[TEXTO CITADO]:
17° — Quando os requerentes puseram à venda, nos inícios do ano de 2002, os prédios rústicos identificados no ponto 2°. já se haviam iniciado os trabalhos para a construção do armazém, designadamente já haviam procedido ao desaterro da área destinada à construção, tendo os requerentes dito aos requeridos G.......... e H.......... que o armazém pertencia ao prédio identificado em 9º, servindo o armazém e o caminho de passagem, como factor delimitativo dos prédios rústicos que os mesmos declararam pretender vender, em concreto, na delimitação dos prédios rústicos identificados nos pontos 2°, alínea d) e 9°;

18° — Foram encetadas negociações e, em consequência das mesmas, foi celebrado o acordo denominado “contrato-promessa de compra e venda”, não tendo acordado, quer verbalmente quer por escrito, que o armazém e o tanque faziam parte do mesmo.

19° — A requerida sociedade diz que quer o armazém, quer o tanque lhe pertencem, porque construídos dentro de um dos prédios rústicos que lhes foi declarado vendido, mais precisamente, o prédio descrito no ponto 2, alínea d), bem como dois patamares de vinha situados imediatamente acima do armazém, que se situam a nascente do prédio identificado em 9° e pelo menos um patamar e meio de vinha situados acima do tanque e que se situam a nascente do mesmo prédio misto, patamares estes constituídos por pés de vinha em número não concretamente apurado.

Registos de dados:
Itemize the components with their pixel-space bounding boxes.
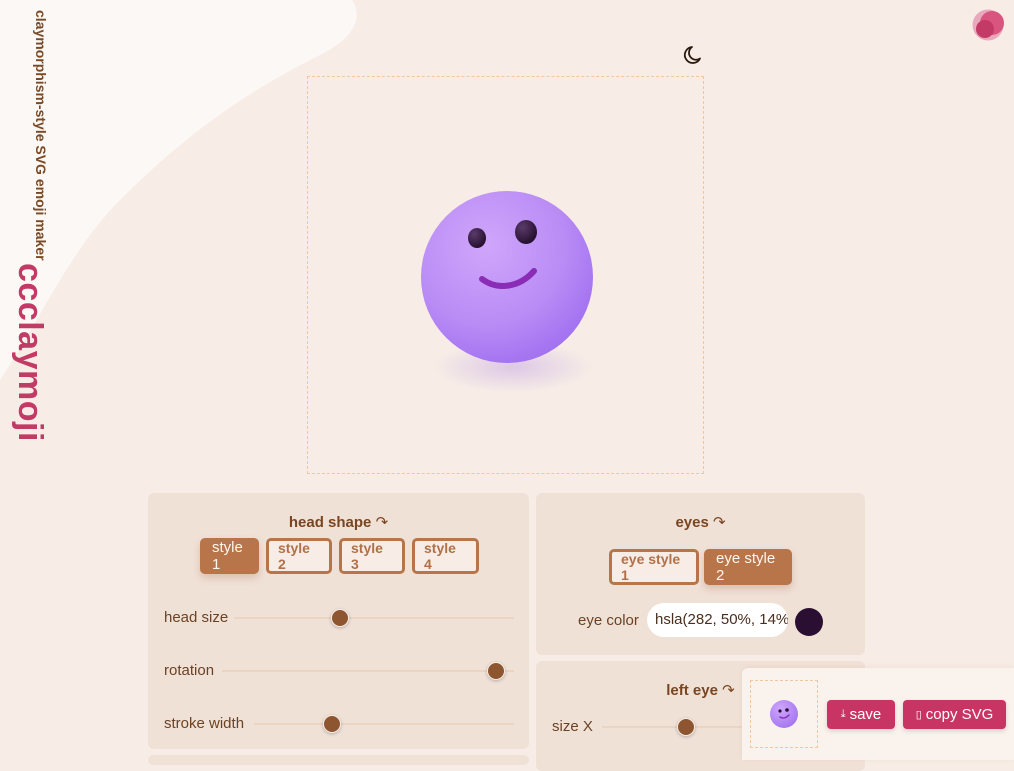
rotation-track[interactable] (222, 670, 514, 672)
clipboard-icon: ▯ (915, 709, 922, 721)
rotation-label: rotation (164, 662, 215, 679)
head-size-label: head size (164, 609, 229, 626)
save-button[interactable]: ⤓ save (827, 700, 895, 729)
redo-arrow-icon[interactable]: ↷ (722, 682, 735, 699)
avatar[interactable] (972, 9, 1004, 41)
eye-style-group: eye style 1 eye style 2 (609, 549, 792, 585)
size-x-label: size X (552, 718, 593, 735)
eye-color-field[interactable]: hsla(282, 50%, 14%, 1) (647, 603, 788, 637)
copy-svg-label: copy SVG (925, 706, 994, 723)
head-shape-title: head shape ↷ (148, 513, 529, 531)
eye-style-2-button[interactable]: eye style 2 (704, 549, 792, 585)
eyes-title: eyes ↷ (536, 513, 865, 531)
moon-icon[interactable] (682, 43, 706, 67)
head-shape-title-text: head shape (288, 514, 372, 531)
eye-style-1-button[interactable]: eye style 1 (609, 549, 699, 585)
app-title: ccclaymoji (11, 262, 49, 442)
save-label: save (849, 706, 882, 723)
app-subtitle: claymorphism-style SVG emoji maker (33, 10, 49, 261)
left-eye-title-text: left eye (666, 682, 718, 699)
rotation-slider[interactable] (487, 662, 506, 680)
head-style-3-button[interactable]: style 3 (339, 538, 405, 574)
stroke-width-label: stroke width (164, 715, 245, 732)
eyes-panel: eyes ↷ eye style 1 eye style 2 eye color… (536, 493, 865, 655)
size-x-slider[interactable] (677, 718, 695, 736)
head-style-2-button[interactable]: style 2 (266, 538, 332, 574)
emoji-preview-large (421, 191, 593, 393)
export-bar: ⤓ save ▯ copy SVG (742, 668, 1014, 760)
head-style-1-button[interactable]: style 1 (200, 538, 259, 574)
next-panel (148, 755, 529, 765)
emoji-thumbnail (750, 680, 818, 748)
head-size-track[interactable] (234, 617, 514, 619)
eye-color-swatch[interactable] (795, 608, 823, 636)
head-size-slider[interactable] (331, 609, 350, 627)
eyes-title-text: eyes (675, 514, 709, 531)
app-title-block: ccclaymoji claymorphism-style SVG emoji … (11, 10, 49, 442)
head-style-4-button[interactable]: style 4 (412, 538, 479, 574)
head-style-group: style 1 style 2 style 3 style 4 (200, 538, 479, 574)
copy-svg-button[interactable]: ▯ copy SVG (903, 700, 1006, 729)
emoji-canvas (307, 76, 704, 474)
eye-color-label: eye color (578, 612, 639, 629)
download-icon: ⤓ (840, 708, 846, 720)
redo-arrow-icon[interactable]: ↷ (713, 514, 726, 531)
stroke-width-slider[interactable] (323, 715, 341, 733)
redo-arrow-icon[interactable]: ↷ (376, 514, 389, 531)
head-shape-panel: head shape ↷ style 1 style 2 style 3 sty… (148, 493, 529, 749)
stroke-width-track[interactable] (254, 723, 514, 725)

[O QUE FAZER]: Traduza para inglês a seguinte frase do texto citado: «Foram encetadas negociações e, em consequência das mesmas, foi celebrado o acordo denominado “contrato-promessa de compra e venda”, não tendo acordado, quer verbalmente quer por escrito, que o armazém e o tanque faziam parte do mesmo.»

[RESULTADO DA TAREFA]: Negotiations were initiated and, as a result of them, the agreement called a "promissory contract of purchase and sale" was concluded, without it having been agreed, either verbally or in writing, that the warehouse and the tank formed part of it.